WRITTEN REQUEST -
Your task is to copy each line that has the word "Ownership".

GIVEN DATA -
Start

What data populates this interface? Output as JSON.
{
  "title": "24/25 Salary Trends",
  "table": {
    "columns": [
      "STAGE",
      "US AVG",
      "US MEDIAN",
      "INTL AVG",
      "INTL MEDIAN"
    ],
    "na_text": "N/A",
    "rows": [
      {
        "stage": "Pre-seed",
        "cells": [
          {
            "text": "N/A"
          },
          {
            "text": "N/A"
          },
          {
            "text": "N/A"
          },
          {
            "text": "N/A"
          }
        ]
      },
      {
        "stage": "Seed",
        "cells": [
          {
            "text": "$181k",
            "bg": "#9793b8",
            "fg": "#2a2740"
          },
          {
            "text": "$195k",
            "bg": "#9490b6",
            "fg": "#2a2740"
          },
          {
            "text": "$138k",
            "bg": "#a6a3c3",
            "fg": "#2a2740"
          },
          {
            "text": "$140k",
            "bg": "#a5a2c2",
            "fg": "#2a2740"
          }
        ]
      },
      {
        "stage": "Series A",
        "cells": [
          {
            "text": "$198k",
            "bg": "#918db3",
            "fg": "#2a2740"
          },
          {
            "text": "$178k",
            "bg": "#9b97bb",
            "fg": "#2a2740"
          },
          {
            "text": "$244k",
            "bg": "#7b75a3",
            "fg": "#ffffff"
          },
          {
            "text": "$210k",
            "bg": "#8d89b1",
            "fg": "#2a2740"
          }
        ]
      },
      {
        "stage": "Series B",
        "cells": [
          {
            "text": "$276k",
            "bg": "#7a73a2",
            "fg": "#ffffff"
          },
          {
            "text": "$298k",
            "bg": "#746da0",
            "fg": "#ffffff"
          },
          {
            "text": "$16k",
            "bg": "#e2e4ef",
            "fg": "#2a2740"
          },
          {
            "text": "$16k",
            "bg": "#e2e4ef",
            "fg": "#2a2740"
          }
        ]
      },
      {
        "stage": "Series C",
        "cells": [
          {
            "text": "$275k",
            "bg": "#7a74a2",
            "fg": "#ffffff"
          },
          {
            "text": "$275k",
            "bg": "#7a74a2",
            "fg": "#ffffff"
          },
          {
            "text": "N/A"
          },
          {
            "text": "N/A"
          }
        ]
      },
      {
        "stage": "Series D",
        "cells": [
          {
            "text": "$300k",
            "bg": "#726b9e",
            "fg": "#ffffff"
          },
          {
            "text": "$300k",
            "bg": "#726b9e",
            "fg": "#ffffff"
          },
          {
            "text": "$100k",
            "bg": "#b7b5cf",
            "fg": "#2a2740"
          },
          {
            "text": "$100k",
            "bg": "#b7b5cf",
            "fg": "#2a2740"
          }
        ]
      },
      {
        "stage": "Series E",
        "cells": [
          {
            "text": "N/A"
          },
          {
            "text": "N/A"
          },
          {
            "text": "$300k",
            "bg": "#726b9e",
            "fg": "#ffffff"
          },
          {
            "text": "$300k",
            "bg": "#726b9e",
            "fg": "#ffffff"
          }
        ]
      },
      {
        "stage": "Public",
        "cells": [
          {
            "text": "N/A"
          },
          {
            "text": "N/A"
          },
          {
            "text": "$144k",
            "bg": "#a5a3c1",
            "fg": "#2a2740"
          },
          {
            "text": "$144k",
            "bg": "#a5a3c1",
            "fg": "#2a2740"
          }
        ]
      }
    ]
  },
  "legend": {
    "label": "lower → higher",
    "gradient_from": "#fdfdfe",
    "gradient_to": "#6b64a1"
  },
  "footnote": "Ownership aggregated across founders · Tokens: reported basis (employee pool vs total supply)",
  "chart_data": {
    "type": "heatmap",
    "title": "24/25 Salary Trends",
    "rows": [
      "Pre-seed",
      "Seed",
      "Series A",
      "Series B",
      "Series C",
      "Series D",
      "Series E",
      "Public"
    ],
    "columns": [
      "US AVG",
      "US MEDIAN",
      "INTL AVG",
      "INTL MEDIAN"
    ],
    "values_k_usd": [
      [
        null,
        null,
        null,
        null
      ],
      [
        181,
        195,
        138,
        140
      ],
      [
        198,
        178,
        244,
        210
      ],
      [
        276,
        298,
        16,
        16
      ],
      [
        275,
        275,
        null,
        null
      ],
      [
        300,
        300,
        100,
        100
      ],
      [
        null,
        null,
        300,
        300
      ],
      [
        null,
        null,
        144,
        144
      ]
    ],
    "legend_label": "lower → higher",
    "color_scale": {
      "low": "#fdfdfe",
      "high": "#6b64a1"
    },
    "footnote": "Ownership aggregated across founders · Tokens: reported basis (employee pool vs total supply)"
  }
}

End

WRITTEN RESPONSE -
  "footnote": "Ownership aggregated across founders · Tokens: reported basis (employee pool vs total supply)",
    "footnote": "Ownership aggregated across founders · Tokens: reported basis (employee pool vs total supply)"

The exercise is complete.